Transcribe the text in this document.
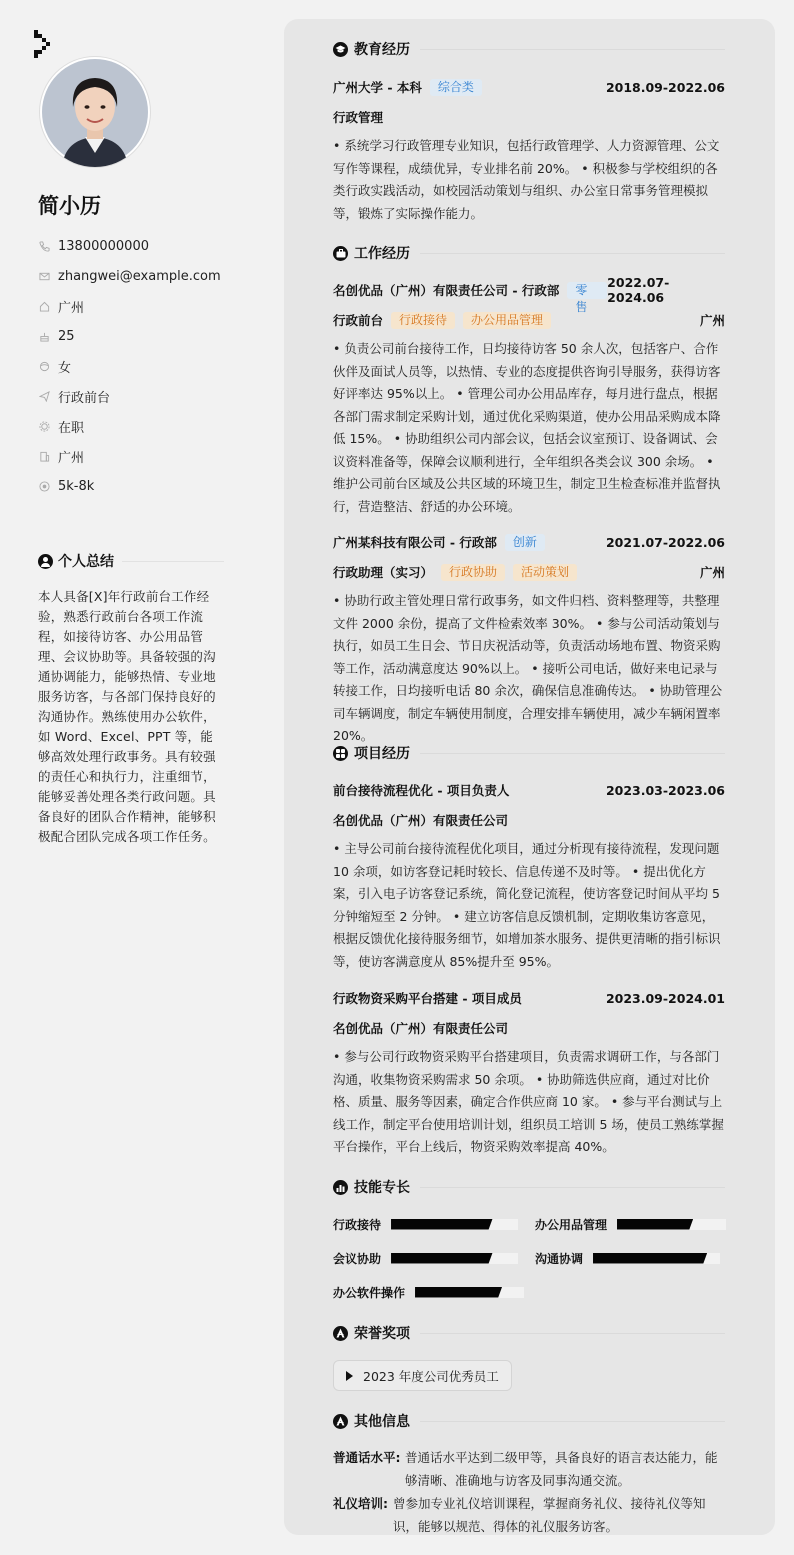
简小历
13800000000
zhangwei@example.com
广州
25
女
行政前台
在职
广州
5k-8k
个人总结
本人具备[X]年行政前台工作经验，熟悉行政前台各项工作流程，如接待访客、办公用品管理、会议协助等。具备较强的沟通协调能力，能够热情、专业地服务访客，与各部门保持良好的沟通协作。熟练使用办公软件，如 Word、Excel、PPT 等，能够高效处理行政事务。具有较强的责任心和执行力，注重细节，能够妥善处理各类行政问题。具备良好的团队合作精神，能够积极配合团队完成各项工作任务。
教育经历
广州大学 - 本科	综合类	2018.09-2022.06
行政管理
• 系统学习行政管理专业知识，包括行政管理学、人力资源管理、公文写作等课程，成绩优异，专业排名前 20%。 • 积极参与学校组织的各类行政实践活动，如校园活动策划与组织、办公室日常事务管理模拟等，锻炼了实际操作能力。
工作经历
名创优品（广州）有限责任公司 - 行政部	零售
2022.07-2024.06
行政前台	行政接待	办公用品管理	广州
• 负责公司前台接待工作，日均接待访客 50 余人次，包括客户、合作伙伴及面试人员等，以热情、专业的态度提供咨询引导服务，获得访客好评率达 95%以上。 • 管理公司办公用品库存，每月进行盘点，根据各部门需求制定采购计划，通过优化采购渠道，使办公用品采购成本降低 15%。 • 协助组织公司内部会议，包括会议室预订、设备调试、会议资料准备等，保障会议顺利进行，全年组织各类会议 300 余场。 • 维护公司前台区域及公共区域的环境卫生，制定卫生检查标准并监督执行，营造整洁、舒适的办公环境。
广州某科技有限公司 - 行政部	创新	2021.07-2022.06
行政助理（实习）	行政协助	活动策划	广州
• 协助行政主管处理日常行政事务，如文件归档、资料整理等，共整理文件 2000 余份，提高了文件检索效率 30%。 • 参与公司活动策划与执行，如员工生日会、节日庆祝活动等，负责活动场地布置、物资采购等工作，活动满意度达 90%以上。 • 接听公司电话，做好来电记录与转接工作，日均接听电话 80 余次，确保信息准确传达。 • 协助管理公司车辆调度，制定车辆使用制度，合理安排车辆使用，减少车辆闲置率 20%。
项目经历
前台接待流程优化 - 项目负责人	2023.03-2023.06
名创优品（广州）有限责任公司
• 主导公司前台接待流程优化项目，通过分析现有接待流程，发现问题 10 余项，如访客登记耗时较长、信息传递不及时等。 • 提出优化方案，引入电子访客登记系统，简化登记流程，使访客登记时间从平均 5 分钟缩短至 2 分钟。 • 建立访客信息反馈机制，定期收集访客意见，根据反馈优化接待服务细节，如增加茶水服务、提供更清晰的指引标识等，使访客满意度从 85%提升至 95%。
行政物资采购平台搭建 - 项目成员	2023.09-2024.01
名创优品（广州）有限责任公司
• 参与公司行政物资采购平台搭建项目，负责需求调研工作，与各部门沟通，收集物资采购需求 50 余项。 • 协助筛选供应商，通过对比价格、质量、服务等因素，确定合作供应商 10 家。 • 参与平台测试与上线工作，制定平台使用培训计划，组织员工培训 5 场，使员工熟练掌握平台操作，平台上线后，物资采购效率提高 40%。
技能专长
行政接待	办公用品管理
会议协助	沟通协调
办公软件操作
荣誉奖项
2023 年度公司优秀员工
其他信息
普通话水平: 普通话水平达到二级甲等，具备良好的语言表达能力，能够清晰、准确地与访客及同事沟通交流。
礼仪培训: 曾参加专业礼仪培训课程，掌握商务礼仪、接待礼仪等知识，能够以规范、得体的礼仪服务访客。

· · · · ·

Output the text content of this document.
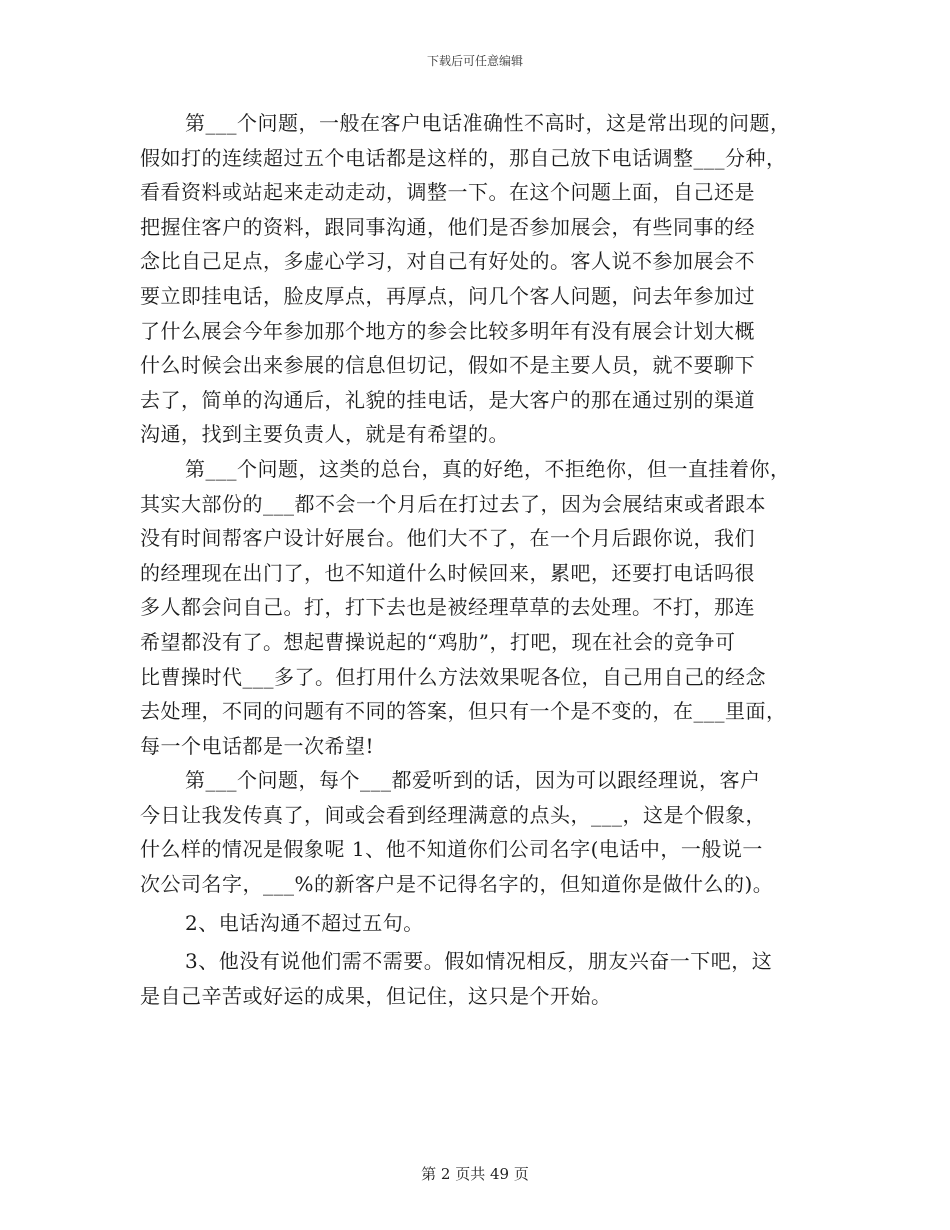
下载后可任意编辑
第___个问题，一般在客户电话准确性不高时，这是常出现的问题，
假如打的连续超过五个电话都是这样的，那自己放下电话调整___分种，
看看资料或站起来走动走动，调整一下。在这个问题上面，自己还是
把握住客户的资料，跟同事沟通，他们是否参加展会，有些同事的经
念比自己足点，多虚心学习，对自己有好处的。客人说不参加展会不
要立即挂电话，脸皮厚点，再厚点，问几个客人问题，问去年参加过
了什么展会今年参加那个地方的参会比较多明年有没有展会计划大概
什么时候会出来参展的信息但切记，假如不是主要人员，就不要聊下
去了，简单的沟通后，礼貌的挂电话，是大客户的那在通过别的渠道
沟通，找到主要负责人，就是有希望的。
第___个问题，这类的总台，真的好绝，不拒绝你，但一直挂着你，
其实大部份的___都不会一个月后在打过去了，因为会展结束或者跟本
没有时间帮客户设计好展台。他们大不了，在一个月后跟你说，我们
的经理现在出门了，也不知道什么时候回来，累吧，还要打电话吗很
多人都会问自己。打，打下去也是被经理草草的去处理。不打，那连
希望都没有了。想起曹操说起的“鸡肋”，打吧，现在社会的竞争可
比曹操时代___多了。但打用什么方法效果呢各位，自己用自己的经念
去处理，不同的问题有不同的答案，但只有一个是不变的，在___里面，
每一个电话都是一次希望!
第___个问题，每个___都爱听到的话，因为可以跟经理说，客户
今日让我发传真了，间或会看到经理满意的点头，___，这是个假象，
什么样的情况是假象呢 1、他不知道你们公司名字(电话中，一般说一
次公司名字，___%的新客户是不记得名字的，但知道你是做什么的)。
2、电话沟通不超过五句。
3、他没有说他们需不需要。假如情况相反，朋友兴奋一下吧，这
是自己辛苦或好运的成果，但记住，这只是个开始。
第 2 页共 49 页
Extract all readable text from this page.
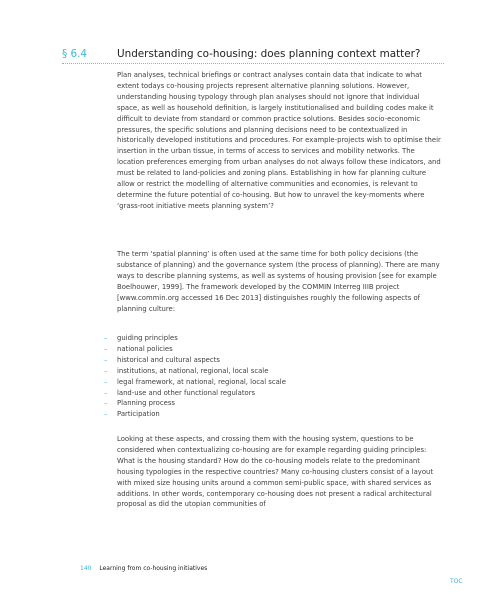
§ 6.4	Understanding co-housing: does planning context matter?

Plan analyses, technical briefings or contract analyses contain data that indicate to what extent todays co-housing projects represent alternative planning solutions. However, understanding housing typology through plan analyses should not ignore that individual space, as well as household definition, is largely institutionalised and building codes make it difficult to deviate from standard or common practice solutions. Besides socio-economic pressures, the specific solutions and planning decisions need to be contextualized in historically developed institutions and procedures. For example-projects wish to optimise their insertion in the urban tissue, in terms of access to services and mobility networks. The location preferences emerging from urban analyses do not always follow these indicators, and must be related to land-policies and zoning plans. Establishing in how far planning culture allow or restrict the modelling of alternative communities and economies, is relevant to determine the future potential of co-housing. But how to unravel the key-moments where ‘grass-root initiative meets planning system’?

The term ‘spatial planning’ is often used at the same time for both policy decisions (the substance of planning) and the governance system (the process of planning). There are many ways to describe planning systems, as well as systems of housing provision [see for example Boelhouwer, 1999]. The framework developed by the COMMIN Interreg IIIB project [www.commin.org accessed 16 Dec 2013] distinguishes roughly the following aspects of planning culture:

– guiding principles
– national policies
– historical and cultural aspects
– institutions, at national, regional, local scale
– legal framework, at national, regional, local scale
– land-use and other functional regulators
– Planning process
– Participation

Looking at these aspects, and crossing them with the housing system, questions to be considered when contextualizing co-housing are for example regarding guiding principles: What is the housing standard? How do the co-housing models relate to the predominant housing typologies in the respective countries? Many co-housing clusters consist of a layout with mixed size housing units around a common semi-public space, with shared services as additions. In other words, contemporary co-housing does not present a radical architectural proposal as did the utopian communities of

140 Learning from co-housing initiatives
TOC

· · · · ·

# What you need to do
Lines containing "other" are to be counted. State the total and add nothing.

# Finished task
2